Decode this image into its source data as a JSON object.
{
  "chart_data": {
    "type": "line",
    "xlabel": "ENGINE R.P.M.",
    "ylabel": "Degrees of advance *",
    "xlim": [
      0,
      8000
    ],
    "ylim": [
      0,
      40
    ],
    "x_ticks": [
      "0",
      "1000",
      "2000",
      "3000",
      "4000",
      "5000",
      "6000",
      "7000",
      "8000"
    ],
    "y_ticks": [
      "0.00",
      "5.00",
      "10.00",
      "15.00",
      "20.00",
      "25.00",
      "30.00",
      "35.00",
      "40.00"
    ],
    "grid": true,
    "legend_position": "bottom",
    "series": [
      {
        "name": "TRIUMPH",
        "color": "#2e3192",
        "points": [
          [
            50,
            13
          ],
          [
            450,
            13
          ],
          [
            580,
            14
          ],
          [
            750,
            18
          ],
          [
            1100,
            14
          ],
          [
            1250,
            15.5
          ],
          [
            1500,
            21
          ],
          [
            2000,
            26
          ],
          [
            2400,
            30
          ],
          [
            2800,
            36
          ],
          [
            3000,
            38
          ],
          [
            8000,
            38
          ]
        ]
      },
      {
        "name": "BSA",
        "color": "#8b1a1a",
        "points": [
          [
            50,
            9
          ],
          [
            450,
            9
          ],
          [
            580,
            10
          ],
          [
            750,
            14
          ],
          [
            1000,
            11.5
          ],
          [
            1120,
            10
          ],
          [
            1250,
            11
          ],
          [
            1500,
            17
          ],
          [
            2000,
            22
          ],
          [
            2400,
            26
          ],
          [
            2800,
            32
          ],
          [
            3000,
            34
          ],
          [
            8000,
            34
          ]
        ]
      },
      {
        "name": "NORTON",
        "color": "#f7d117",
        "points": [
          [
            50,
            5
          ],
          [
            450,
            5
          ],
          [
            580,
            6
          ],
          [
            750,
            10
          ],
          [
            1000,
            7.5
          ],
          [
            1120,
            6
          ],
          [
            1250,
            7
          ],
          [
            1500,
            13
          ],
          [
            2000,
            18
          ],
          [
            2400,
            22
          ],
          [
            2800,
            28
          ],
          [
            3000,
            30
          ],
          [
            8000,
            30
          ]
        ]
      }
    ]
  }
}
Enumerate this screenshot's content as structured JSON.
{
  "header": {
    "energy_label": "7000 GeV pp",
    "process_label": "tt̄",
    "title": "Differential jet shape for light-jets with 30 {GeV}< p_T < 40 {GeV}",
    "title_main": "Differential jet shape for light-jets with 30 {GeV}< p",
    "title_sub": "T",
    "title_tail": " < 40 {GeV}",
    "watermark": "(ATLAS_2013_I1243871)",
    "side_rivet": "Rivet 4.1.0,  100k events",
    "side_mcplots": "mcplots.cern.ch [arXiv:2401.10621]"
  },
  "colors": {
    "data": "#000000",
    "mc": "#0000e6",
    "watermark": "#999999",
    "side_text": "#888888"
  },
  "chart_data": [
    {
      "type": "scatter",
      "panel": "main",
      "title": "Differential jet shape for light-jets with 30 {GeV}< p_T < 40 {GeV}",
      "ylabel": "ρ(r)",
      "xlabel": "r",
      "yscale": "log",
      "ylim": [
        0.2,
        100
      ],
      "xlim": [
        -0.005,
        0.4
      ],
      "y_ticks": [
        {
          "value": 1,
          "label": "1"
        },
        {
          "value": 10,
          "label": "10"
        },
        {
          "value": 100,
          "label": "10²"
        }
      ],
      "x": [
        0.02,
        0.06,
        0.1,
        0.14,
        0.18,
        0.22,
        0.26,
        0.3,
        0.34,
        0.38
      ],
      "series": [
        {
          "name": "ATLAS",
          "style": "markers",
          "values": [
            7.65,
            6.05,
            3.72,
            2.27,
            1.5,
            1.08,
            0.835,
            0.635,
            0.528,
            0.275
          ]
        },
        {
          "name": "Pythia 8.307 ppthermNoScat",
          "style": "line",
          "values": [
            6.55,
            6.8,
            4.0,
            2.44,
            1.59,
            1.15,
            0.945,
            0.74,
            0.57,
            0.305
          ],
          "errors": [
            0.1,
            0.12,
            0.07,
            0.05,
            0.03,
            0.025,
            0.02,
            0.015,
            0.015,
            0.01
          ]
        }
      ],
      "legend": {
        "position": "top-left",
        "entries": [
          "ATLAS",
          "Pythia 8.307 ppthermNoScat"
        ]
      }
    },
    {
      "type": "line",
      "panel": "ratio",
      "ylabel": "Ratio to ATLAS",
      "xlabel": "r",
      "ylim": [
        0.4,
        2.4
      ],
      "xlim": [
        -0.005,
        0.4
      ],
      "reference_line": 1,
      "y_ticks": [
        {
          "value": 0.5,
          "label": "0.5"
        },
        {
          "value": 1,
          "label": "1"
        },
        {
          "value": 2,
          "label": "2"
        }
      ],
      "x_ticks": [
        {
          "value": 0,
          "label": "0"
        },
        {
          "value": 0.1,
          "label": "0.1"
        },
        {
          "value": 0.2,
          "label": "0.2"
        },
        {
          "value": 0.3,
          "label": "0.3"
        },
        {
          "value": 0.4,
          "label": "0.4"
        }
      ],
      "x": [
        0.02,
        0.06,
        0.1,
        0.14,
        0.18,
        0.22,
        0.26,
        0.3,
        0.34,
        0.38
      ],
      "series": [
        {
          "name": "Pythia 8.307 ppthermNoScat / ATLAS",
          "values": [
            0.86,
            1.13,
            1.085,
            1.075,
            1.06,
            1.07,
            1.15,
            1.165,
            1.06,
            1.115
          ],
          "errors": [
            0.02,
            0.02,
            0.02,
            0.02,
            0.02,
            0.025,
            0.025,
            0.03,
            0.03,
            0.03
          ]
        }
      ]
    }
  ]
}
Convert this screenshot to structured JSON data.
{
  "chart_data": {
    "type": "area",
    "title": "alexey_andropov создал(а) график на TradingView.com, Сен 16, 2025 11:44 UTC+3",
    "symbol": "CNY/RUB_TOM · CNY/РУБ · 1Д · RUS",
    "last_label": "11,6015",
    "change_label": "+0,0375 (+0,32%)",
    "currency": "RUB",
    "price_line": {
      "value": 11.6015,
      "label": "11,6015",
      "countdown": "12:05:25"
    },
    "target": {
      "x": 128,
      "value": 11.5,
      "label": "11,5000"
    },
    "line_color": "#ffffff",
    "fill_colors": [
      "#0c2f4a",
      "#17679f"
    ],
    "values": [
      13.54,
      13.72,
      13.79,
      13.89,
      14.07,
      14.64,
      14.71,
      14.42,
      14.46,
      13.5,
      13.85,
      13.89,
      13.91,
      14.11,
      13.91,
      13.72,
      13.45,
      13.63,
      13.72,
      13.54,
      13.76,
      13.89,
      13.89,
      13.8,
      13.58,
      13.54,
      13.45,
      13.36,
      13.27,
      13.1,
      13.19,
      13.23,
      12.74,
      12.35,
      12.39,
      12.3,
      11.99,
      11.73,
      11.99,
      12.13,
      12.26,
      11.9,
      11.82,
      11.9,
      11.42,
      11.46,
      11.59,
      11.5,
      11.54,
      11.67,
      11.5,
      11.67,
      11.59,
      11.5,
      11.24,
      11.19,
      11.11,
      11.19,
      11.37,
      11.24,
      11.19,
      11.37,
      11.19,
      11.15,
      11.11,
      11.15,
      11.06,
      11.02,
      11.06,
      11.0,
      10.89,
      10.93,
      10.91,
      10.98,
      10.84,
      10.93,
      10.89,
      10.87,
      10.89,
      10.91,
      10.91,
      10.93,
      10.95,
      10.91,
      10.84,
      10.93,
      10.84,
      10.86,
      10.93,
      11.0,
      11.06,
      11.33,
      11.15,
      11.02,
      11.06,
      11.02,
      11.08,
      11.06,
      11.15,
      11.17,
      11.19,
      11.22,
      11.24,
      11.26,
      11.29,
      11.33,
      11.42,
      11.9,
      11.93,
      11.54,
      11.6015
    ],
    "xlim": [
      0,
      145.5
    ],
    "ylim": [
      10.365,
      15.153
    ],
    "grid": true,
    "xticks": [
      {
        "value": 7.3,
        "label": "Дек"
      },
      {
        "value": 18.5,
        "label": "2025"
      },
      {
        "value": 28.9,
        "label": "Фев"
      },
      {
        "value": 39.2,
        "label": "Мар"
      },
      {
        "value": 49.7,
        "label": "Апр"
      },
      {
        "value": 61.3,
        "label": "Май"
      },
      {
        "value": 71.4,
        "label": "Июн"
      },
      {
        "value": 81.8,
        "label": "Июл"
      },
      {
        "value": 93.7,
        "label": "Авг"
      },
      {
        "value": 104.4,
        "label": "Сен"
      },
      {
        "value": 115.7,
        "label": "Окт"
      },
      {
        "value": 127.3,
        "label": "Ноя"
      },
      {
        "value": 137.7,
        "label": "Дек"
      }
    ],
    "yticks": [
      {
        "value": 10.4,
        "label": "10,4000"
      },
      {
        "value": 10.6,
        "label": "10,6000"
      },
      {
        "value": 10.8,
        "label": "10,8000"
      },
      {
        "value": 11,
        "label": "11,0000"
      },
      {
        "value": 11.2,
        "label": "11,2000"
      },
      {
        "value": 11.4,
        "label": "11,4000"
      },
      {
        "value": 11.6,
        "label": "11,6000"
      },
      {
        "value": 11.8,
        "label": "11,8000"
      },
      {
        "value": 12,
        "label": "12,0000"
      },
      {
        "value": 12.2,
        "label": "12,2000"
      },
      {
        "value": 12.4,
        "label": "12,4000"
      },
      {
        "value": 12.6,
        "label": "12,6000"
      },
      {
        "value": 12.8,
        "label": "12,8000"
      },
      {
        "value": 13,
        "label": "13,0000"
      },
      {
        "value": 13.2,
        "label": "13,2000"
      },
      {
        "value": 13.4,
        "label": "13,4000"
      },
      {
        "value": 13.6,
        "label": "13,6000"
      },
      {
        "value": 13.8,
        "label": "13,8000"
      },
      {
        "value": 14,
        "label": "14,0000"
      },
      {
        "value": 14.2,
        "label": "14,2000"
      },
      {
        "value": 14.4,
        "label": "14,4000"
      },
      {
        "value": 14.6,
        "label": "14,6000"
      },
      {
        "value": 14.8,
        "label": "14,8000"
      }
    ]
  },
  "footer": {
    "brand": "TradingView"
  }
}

■ WHAT TO WORK ON: Select every line above that contains the word "ylabel", and copy it.

■ RESULT BELOW:
    "ylabel": "Degrees of advance *",
      "ylabel": "ρ(r)",
      "ylabel": "Ratio to ATLAS",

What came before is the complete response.